*What to do:* Retype the records that come next, word for word.
-- BEGIN --
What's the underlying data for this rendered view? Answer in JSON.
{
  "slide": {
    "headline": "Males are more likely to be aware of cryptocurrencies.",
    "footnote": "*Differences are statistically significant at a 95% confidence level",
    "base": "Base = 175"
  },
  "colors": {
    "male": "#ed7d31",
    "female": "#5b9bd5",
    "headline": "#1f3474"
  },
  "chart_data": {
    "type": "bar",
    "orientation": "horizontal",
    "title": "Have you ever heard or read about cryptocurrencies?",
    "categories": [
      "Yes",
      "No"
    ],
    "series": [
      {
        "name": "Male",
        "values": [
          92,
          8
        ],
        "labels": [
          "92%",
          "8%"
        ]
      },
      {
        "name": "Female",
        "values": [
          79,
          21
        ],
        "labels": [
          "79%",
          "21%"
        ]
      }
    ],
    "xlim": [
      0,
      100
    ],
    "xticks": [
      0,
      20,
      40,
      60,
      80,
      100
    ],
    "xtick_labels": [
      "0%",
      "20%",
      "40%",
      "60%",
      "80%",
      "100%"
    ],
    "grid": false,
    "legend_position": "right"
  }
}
-- END --
*Exercise answer:*
What's the underlying data for this rendered view? Answer in JSON.
{
  "slide": {
    "headline": "Males are more likely to be aware of cryptocurrencies.",
    "footnote": "*Differences are statistically significant at a 95% confidence level",
    "base": "Base = 175"
  },
  "colors": {
    "male": "#ed7d31",
    "female": "#5b9bd5",
    "headline": "#1f3474"
  },
  "chart_data": {
    "type": "bar",
    "orientation": "horizontal",
    "title": "Have you ever heard or read about cryptocurrencies?",
    "categories": [
      "Yes",
      "No"
    ],
    "series": [
      {
        "name": "Male",
        "values": [
          92,
          8
        ],
        "labels": [
          "92%",
          "8%"
        ]
      },
      {
        "name": "Female",
        "values": [
          79,
          21
        ],
        "labels": [
          "79%",
          "21%"
        ]
      }
    ],
    "xlim": [
      0,
      100
    ],
    "xticks": [
      0,
      20,
      40,
      60,
      80,
      100
    ],
    "xtick_labels": [
      "0%",
      "20%",
      "40%",
      "60%",
      "80%",
      "100%"
    ],
    "grid": false,
    "legend_position": "right"
  }
}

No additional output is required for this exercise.